Collection entries:
* * * * * * * * *
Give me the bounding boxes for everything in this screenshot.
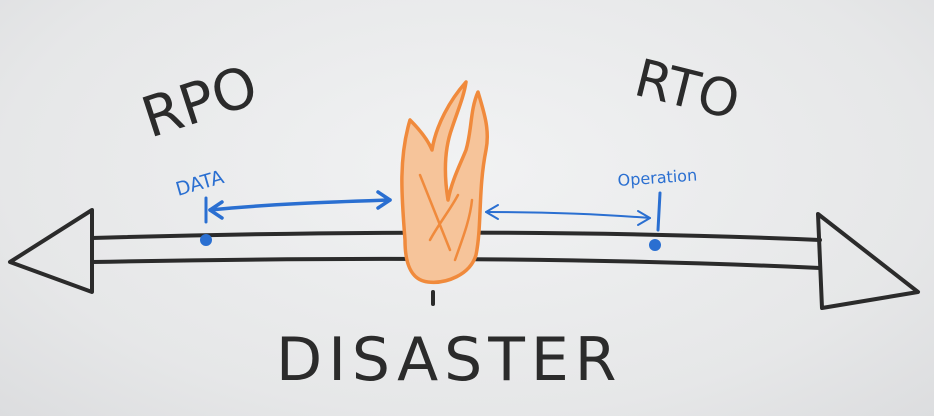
rpo-data-marker (200, 190, 392, 246)
operation-tick (656, 191, 662, 232)
operation-point (649, 239, 661, 251)
rto-operation-marker (485, 191, 662, 251)
right-arrowhead (816, 212, 920, 310)
rto-arrowhead-right (637, 210, 651, 226)
data-label: DATA (173, 166, 226, 201)
fire-icon (400, 80, 490, 285)
rpo-label: RPO (134, 53, 265, 151)
data-point (200, 234, 212, 246)
left-arrowhead (8, 208, 94, 294)
rto-arrowhead-left (485, 204, 499, 220)
rpo-arrowhead-left (208, 200, 224, 220)
rto-interval-arrow (485, 211, 651, 219)
disaster-label: DISASTER (276, 325, 622, 395)
rto-label: RTO (629, 48, 745, 132)
rpo-arrowhead-right (376, 190, 392, 210)
rpo-interval-arrow (208, 198, 392, 212)
operation-label: Operation (617, 165, 698, 190)
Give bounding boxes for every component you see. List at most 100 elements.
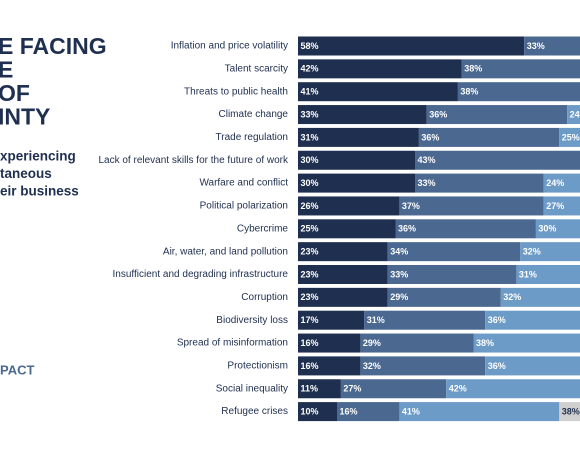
value-label: 38% bbox=[460, 87, 478, 97]
category-label: Insufficient and degrading infrastructur… bbox=[113, 269, 289, 280]
value-label: 36% bbox=[488, 361, 506, 371]
category-label: Inflation and price volatility bbox=[171, 41, 288, 52]
bar-segment bbox=[298, 150, 415, 170]
value-label: 32% bbox=[363, 361, 381, 371]
bar-segment bbox=[461, 59, 580, 79]
category-label: Talent scarcity bbox=[225, 63, 288, 74]
category-label: Political polarization bbox=[200, 201, 288, 212]
subtitle-line: taneous bbox=[0, 166, 52, 181]
bar-segment bbox=[516, 265, 580, 284]
value-label: 37% bbox=[402, 201, 420, 211]
bar-segment bbox=[567, 105, 580, 125]
bars: Inflation and price volatility 58% 33% Tale… bbox=[98, 36, 580, 422]
bar-segment bbox=[500, 287, 580, 307]
bar-segment bbox=[399, 196, 544, 216]
value-label: 38% bbox=[476, 338, 494, 348]
bar-segment bbox=[298, 219, 396, 239]
value-label: 25% bbox=[562, 132, 580, 142]
bar-segment bbox=[364, 310, 486, 330]
value-label: 33% bbox=[301, 109, 319, 119]
value-label: 16% bbox=[301, 338, 319, 348]
bar-segment bbox=[457, 82, 580, 102]
subtitle-line: eir business bbox=[0, 184, 79, 199]
value-label: 30% bbox=[538, 224, 556, 234]
bar-segment bbox=[298, 265, 388, 284]
bar-segment bbox=[418, 127, 560, 147]
bar-segment bbox=[298, 82, 458, 102]
bar-segment bbox=[473, 333, 580, 353]
bar-segment bbox=[298, 402, 337, 422]
bar-segment bbox=[535, 219, 580, 239]
bar-segment bbox=[399, 402, 560, 422]
footer: PACT bbox=[0, 362, 34, 377]
bar-segment bbox=[524, 36, 580, 56]
value-label: 32% bbox=[523, 247, 541, 257]
value-label: 42% bbox=[449, 384, 467, 394]
category-label: Social inequality bbox=[216, 383, 288, 394]
category-label: Threats to public health bbox=[184, 86, 288, 97]
category-label: Refugee crises bbox=[221, 406, 288, 417]
value-label: 36% bbox=[398, 224, 416, 234]
value-label: 16% bbox=[340, 406, 358, 416]
value-label: 29% bbox=[363, 338, 381, 348]
value-label: 24% bbox=[570, 109, 580, 119]
bar-segment bbox=[446, 379, 580, 399]
category-label: Trade regulation bbox=[216, 132, 288, 143]
bar-segment bbox=[298, 59, 462, 79]
value-label: 31% bbox=[301, 132, 319, 142]
bar-segment bbox=[360, 356, 486, 376]
value-label: 27% bbox=[343, 384, 361, 394]
value-label: 38% bbox=[562, 406, 580, 416]
bar-segment bbox=[395, 219, 536, 239]
value-label: 58% bbox=[301, 41, 319, 51]
value-label: 38% bbox=[464, 64, 482, 74]
value-label: 24% bbox=[546, 178, 564, 188]
bar-segment bbox=[360, 333, 474, 353]
bar-segment bbox=[337, 402, 400, 422]
bar-segment bbox=[415, 150, 580, 170]
value-label: 33% bbox=[527, 41, 545, 51]
category-label: Warfare and conflict bbox=[199, 178, 288, 189]
bar-segment bbox=[298, 173, 415, 193]
category-label: Climate change bbox=[219, 109, 289, 120]
bar-segment bbox=[559, 127, 580, 147]
value-label: 23% bbox=[301, 247, 319, 257]
value-label: 30% bbox=[301, 178, 319, 188]
bar-segment bbox=[340, 379, 447, 399]
title-line: OF bbox=[0, 80, 30, 106]
category-label: Protectionism bbox=[227, 361, 288, 372]
category-label: Lack of relevant skills for the future o… bbox=[98, 155, 289, 166]
bar-segment bbox=[543, 173, 580, 193]
bar-segment bbox=[298, 287, 388, 307]
value-label: 42% bbox=[301, 64, 319, 74]
bar-segment bbox=[543, 196, 580, 216]
value-label: 16% bbox=[301, 361, 319, 371]
bar-segment bbox=[559, 402, 580, 422]
value-label: 27% bbox=[546, 201, 564, 211]
bar-segment bbox=[298, 127, 419, 147]
title-line: INTY bbox=[0, 104, 50, 130]
bar-segment bbox=[298, 242, 388, 262]
value-label: 32% bbox=[503, 292, 521, 302]
bar-segment bbox=[520, 242, 580, 262]
value-label: 36% bbox=[429, 109, 447, 119]
bar-segment bbox=[298, 36, 525, 56]
bar-segment bbox=[298, 105, 427, 125]
bar-segment bbox=[298, 196, 400, 216]
bar-segment bbox=[485, 356, 580, 376]
category-label: Biodiversity loss bbox=[216, 315, 288, 326]
bar-segment bbox=[387, 242, 521, 262]
value-label: 17% bbox=[301, 315, 319, 325]
value-label: 43% bbox=[418, 155, 436, 165]
value-label: 11% bbox=[301, 384, 319, 394]
value-label: 36% bbox=[421, 132, 439, 142]
category-label: Corruption bbox=[241, 292, 288, 303]
value-label: 41% bbox=[301, 87, 319, 97]
category-label: Air, water, and land pollution bbox=[163, 246, 288, 257]
bar-segment bbox=[387, 265, 517, 284]
category-label: Cybercrime bbox=[237, 223, 289, 234]
value-label: 33% bbox=[418, 178, 436, 188]
value-label: 26% bbox=[301, 201, 319, 211]
value-label: 31% bbox=[519, 269, 537, 279]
* * * * * * * * *
PROBLEM REQUIREMENTS →
Arrange the lines of the rows into a numbered list, starting at the line that contains "rpo-data-marker (200, 190, 392, 246)" and stopping after the line that contains "data-label: DATA (173, 166, 226, 201)". Leave out any blank lines.

RESULT OF THIS EXERCISE →
1. rpo-data-marker (200, 190, 392, 246)
2. operation-tick (656, 191, 662, 232)
3. operation-point (649, 239, 661, 251)
4. rto-operation-marker (485, 191, 662, 251)
5. right-arrowhead (816, 212, 920, 310)
6. rto-arrowhead-right (637, 210, 651, 226)
7. data-label: DATA (173, 166, 226, 201)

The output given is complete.